WHAT IS NEEDED -
Compute how many lines in the entries below contain "this", and output nothing but the number.
-------- DATASET ROWS --------
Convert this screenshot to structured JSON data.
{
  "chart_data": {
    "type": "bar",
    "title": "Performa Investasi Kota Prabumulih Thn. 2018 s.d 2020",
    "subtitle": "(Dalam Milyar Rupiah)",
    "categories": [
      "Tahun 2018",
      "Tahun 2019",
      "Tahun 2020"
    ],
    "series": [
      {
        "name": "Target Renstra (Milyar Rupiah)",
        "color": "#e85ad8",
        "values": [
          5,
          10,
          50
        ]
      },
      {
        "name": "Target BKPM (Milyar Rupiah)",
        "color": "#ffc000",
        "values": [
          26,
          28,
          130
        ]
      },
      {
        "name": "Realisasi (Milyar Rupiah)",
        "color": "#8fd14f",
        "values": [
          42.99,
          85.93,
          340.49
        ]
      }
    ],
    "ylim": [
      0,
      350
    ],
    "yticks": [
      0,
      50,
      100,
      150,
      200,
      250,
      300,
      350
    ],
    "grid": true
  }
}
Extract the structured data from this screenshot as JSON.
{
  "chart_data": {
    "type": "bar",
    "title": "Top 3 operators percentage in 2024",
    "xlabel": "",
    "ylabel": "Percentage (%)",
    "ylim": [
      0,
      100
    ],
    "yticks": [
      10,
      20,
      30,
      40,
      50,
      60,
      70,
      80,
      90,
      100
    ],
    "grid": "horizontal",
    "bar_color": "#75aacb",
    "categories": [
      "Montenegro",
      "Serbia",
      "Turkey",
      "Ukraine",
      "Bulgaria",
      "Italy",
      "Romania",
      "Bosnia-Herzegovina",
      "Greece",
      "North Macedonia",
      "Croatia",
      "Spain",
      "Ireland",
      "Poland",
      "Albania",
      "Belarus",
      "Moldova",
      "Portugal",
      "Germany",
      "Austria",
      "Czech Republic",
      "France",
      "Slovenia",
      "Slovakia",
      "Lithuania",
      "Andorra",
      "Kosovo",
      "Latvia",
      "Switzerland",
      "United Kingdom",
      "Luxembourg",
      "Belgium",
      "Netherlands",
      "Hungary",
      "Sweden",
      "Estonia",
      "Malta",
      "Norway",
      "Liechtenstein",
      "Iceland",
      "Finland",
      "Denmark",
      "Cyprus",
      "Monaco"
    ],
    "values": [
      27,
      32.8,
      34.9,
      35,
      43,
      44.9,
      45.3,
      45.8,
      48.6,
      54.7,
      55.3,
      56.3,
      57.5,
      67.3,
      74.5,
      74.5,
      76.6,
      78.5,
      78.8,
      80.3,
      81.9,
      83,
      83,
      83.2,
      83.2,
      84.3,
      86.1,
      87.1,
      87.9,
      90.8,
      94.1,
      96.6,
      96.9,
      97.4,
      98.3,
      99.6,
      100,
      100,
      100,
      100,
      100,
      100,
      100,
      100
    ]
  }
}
--------
SOLUTION -
2